* **Task goal**
Write out all of the data without omission, exactly as shown.

* **Data supplied**

----

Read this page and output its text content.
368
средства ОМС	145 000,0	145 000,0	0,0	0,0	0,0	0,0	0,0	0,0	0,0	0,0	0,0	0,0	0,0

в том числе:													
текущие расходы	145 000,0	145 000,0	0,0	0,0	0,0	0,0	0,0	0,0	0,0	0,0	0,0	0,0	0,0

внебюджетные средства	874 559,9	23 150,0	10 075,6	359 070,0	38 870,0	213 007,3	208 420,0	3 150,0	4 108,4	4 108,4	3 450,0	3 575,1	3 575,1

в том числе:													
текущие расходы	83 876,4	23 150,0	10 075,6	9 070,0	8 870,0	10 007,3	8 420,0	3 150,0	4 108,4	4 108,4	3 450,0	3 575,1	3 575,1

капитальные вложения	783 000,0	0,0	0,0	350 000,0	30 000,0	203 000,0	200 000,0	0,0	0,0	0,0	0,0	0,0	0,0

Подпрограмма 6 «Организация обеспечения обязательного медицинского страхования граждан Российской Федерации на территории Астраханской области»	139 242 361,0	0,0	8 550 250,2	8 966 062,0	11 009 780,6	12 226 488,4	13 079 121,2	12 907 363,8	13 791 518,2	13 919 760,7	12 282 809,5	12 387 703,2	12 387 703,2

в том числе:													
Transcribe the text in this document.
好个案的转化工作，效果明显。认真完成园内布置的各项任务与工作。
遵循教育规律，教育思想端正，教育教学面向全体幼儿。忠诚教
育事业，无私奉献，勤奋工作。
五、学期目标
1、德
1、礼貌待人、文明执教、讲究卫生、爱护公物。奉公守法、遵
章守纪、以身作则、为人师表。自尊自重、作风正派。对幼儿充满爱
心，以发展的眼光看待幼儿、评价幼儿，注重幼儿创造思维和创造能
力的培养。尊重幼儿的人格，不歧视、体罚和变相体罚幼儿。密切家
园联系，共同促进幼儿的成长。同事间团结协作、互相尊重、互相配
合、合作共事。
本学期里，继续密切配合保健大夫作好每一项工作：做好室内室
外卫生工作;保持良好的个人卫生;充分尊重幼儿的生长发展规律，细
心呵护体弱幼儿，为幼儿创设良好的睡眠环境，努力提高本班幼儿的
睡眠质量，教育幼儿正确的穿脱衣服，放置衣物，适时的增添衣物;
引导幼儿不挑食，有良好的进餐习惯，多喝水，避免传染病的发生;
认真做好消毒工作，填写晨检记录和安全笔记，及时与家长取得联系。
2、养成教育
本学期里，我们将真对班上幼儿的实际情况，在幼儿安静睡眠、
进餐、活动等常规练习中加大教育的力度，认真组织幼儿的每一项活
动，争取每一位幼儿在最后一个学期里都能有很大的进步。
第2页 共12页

----

* **Finished exercise**
Read this page and output its text content.
368
средства ОМС	145 000,0	145 000,0	0,0	0,0	0,0	0,0	0,0	0,0	0,0	0,0	0,0	0,0	0,0

в том числе:													
текущие расходы	145 000,0	145 000,0	0,0	0,0	0,0	0,0	0,0	0,0	0,0	0,0	0,0	0,0	0,0

внебюджетные средства	874 559,9	23 150,0	10 075,6	359 070,0	38 870,0	213 007,3	208 420,0	3 150,0	4 108,4	4 108,4	3 450,0	3 575,1	3 575,1

в том числе:													
текущие расходы	83 876,4	23 150,0	10 075,6	9 070,0	8 870,0	10 007,3	8 420,0	3 150,0	4 108,4	4 108,4	3 450,0	3 575,1	3 575,1

капитальные вложения	783 000,0	0,0	0,0	350 000,0	30 000,0	203 000,0	200 000,0	0,0	0,0	0,0	0,0	0,0	0,0

Подпрограмма 6 «Организация обеспечения обязательного медицинского страхования граждан Российской Федерации на территории Астраханской области»	139 242 361,0	0,0	8 550 250,2	8 966 062,0	11 009 780,6	12 226 488,4	13 079 121,2	12 907 363,8	13 791 518,2	13 919 760,7	12 282 809,5	12 387 703,2	12 387 703,2

в том числе:													
Transcribe the text in this document.
好个案的转化工作，效果明显。认真完成园内布置的各项任务与工作。
遵循教育规律，教育思想端正，教育教学面向全体幼儿。忠诚教
育事业，无私奉献，勤奋工作。
五、学期目标
1、德
1、礼貌待人、文明执教、讲究卫生、爱护公物。奉公守法、遵
章守纪、以身作则、为人师表。自尊自重、作风正派。对幼儿充满爱
心，以发展的眼光看待幼儿、评价幼儿，注重幼儿创造思维和创造能
力的培养。尊重幼儿的人格，不歧视、体罚和变相体罚幼儿。密切家
园联系，共同促进幼儿的成长。同事间团结协作、互相尊重、互相配
合、合作共事。
本学期里，继续密切配合保健大夫作好每一项工作：做好室内室
外卫生工作;保持良好的个人卫生;充分尊重幼儿的生长发展规律，细
心呵护体弱幼儿，为幼儿创设良好的睡眠环境，努力提高本班幼儿的
睡眠质量，教育幼儿正确的穿脱衣服，放置衣物，适时的增添衣物;
引导幼儿不挑食，有良好的进餐习惯，多喝水，避免传染病的发生;
认真做好消毒工作，填写晨检记录和安全笔记，及时与家长取得联系。
2、养成教育
本学期里，我们将真对班上幼儿的实际情况，在幼儿安静睡眠、
进餐、活动等常规练习中加大教育的力度，认真组织幼儿的每一项活
动，争取每一位幼儿在最后一个学期里都能有很大的进步。
第2页 共12页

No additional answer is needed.